WHILST a few other things have been going on in the world, Pakistan has been going through political turmoil which shows little sign of abating soon. This has been little noticed however, because Pakistan has dropped off the radar, and yet more instability there is hardly news.
Prime minister Imran Khan, the playboy sportsman turned statesman who is Pakistan’s equivalent of a ‘trendy leftie’, has been turfed out following a vote of no confidence. This is the first time such a thing has happened in Pakistan, and even then only after various legal manoeuvres by Khan loyalists in various state institutions to keep him in power, which could have gone either way.
Instead Pakistan has installed Muslim League leader Shahbaz Sharif, scion of the political old guard Khan vowed to sweep away. This represents a change to a more conservative mode of government, which replaces Khan’s attempt to build a state which liberates the less fortunate with one which reflects the actual views of those less fortunate. But the dispute goes a lot deeper than that.
Khan attracted a broad coalition around him, which has largely ebbed away in recent months. As in any coalition, its members were motivated by how their own party and personal interests would best be served.
In a context in which a popular outsider was trying to drain the swamp, few wanted their feet in that swamp. But as time has gone on, Khan’s radicalism, though it has produced some impressive results, has created its own swamp, not through any failure of Khan’s, but because this is Pakistan.

### TASK LIST
a - According to the piece on Pakistan's political turmoil, why has the unrest there gone largely unnoticed? Answer in one to three sentences.
b - Pick up the piece on Pakistan's political turmoil right after its last sentence and keep writing it.
The listing further down isn't needed for anything here.

### ENTRIES PROVIDED
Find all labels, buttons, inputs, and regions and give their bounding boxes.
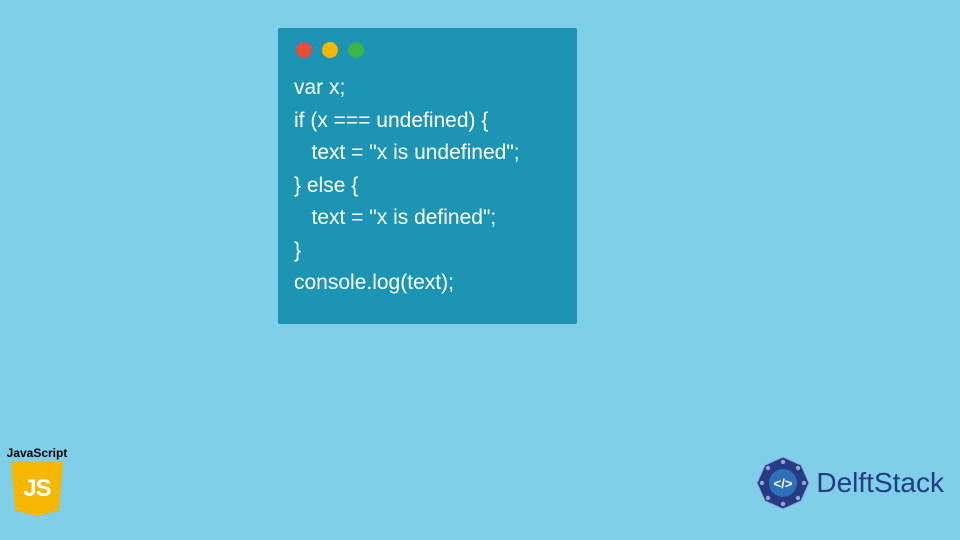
javascript-badge: JavaScript JS [6,446,68,516]
minimize-icon [322,42,338,58]
code-window: var x; if (x === undefined) { text = "x … [278,28,577,324]
javascript-shield-text: JS [23,475,50,503]
window-controls [294,42,561,58]
svg-text:</>: </> [774,476,793,491]
javascript-shield-icon: JS [11,462,63,516]
delftstack-text: DelftStack [816,467,944,499]
close-icon [296,42,312,58]
delftstack-icon: </> [756,456,810,510]
code-block: var x; if (x === undefined) { text = "x … [294,72,561,300]
delftstack-logo: </> DelftStack [756,456,944,510]
maximize-icon [348,42,364,58]
javascript-label: JavaScript [7,446,68,460]
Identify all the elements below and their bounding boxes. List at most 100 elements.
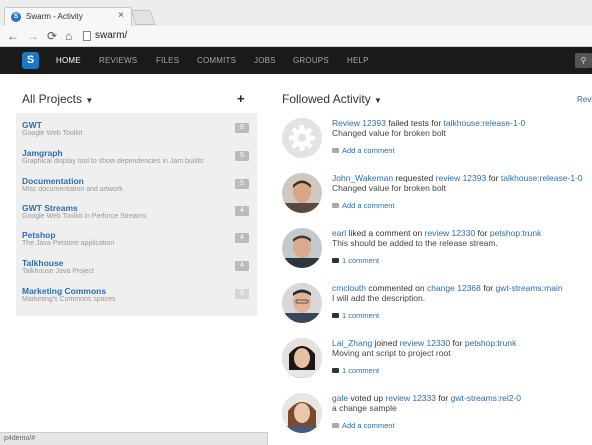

### RESPONSES TO THE EXERCISE
a - It has gone largely unnoticed because Pakistan has dropped off the radar. More instability there is hardly news anymore.

b -
Bad cop, bad cop
LIKE India, Pakistan has always wanted to play both ends against the middle. Its main geopolitical purpose has been to imply a regional threat — if the dictated balance is upset, the West will set the Pakistanis on you, and you will have an Islamic state under foreign domination.
India has benefited more from this than Pakistan – its politicians have got away with a lot on the basis that Indians are the good guys, so they can cosy up to the Russians and Chinese for practical reasons and remain the good guys because they are not Pakistanis. But Pakistan has gained from not allowing any other possible ally get too mighty, even though much of that gain has come in the form of dubious loans and defense pacts, and being made into a nuclear nation to cement its useful bad guy image.
Now there are bigger and badder actors out there, Pakistan is trying to reinvent itself as a reasonable, democratic state where serious people want to stay. But there is only one way it can do that — by running even more into the arms of the same powers who have used it for their own purposes, but see the point no more.
Imran Khan straddled the Pakistani and Western worlds. Now he has been removed for biting the hand which fed him, when he couldn’t do anything else if he was running an independent state.
Pakistan may ultimately be better off without Imran Khan. But it is opting to exchange a crisis of confidence for a crisis of principle, and it is unlikely to find that this changes the things it is designed to.
Whose country is it anyway?
Imran Khan maintains that he has been removed by a ‘foreign conspiracy’ against his government. He has not provided what is regarded as evidence by those who have looked at it, but it all depends on what you choose to look at.
Khan has made an anti-corruption drive a central plank of his policy. However he is dealing with the notorious Pakistani deep state known as ‘the Establishment’.
No one makes a secret of this existence of this body, and its composition is broadly known. It is an alliance of the military, the intelligence services and senior public officials, none of whom actually work for the government, as they are pledged to do, but for the highest bidder.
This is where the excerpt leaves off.